• _DIRECTIONS FOR THIS TASK_
Every record below should be printed exactly as given.

• _RECORDS SHOWN_
'''
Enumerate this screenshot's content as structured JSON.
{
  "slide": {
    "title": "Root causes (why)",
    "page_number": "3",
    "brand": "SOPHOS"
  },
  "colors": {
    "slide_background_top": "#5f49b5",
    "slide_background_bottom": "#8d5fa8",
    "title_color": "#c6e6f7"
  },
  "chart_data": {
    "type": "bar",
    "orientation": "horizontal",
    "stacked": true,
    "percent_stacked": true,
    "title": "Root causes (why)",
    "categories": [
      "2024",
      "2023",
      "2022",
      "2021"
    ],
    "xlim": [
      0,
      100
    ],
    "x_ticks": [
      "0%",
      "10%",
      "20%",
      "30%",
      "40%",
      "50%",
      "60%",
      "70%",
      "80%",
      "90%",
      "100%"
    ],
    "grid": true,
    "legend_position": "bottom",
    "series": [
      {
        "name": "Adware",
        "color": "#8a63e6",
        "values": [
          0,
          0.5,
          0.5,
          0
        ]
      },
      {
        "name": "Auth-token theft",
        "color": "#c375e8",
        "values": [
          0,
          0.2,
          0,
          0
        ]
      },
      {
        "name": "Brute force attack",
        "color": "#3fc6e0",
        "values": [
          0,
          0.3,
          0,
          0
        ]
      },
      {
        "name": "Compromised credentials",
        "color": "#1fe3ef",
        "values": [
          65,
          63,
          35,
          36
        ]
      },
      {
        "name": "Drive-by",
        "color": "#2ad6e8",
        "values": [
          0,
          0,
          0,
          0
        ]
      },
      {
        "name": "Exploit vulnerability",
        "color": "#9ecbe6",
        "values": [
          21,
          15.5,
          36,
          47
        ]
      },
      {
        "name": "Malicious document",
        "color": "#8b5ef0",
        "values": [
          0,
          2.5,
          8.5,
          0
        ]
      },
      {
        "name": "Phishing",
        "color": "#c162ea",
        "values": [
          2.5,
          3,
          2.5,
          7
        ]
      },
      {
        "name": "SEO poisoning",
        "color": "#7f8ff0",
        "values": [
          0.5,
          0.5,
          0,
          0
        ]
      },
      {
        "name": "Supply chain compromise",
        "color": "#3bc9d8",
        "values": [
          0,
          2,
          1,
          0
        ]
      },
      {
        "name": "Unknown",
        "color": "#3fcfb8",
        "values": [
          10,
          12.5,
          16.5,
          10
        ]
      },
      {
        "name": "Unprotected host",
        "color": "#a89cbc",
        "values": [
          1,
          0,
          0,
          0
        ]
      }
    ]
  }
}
'''
• _EXERCISE ANSWER_
Enumerate this screenshot's content as structured JSON.
{
  "slide": {
    "title": "Root causes (why)",
    "page_number": "3",
    "brand": "SOPHOS"
  },
  "colors": {
    "slide_background_top": "#5f49b5",
    "slide_background_bottom": "#8d5fa8",
    "title_color": "#c6e6f7"
  },
  "chart_data": {
    "type": "bar",
    "orientation": "horizontal",
    "stacked": true,
    "percent_stacked": true,
    "title": "Root causes (why)",
    "categories": [
      "2024",
      "2023",
      "2022",
      "2021"
    ],
    "xlim": [
      0,
      100
    ],
    "x_ticks": [
      "0%",
      "10%",
      "20%",
      "30%",
      "40%",
      "50%",
      "60%",
      "70%",
      "80%",
      "90%",
      "100%"
    ],
    "grid": true,
    "legend_position": "bottom",
    "series": [
      {
        "name": "Adware",
        "color": "#8a63e6",
        "values": [
          0,
          0.5,
          0.5,
          0
        ]
      },
      {
        "name": "Auth-token theft",
        "color": "#c375e8",
        "values": [
          0,
          0.2,
          0,
          0
        ]
      },
      {
        "name": "Brute force attack",
        "color": "#3fc6e0",
        "values": [
          0,
          0.3,
          0,
          0
        ]
      },
      {
        "name": "Compromised credentials",
        "color": "#1fe3ef",
        "values": [
          65,
          63,
          35,
          36
        ]
      },
      {
        "name": "Drive-by",
        "color": "#2ad6e8",
        "values": [
          0,
          0,
          0,
          0
        ]
      },
      {
        "name": "Exploit vulnerability",
        "color": "#9ecbe6",
        "values": [
          21,
          15.5,
          36,
          47
        ]
      },
      {
        "name": "Malicious document",
        "color": "#8b5ef0",
        "values": [
          0,
          2.5,
          8.5,
          0
        ]
      },
      {
        "name": "Phishing",
        "color": "#c162ea",
        "values": [
          2.5,
          3,
          2.5,
          7
        ]
      },
      {
        "name": "SEO poisoning",
        "color": "#7f8ff0",
        "values": [
          0.5,
          0.5,
          0,
          0
        ]
      },
      {
        "name": "Supply chain compromise",
        "color": "#3bc9d8",
        "values": [
          0,
          2,
          1,
          0
        ]
      },
      {
        "name": "Unknown",
        "color": "#3fcfb8",
        "values": [
          10,
          12.5,
          16.5,
          10
        ]
      },
      {
        "name": "Unprotected host",
        "color": "#a89cbc",
        "values": [
          1,
          0,
          0,
          0
        ]
      }
    ]
  }
}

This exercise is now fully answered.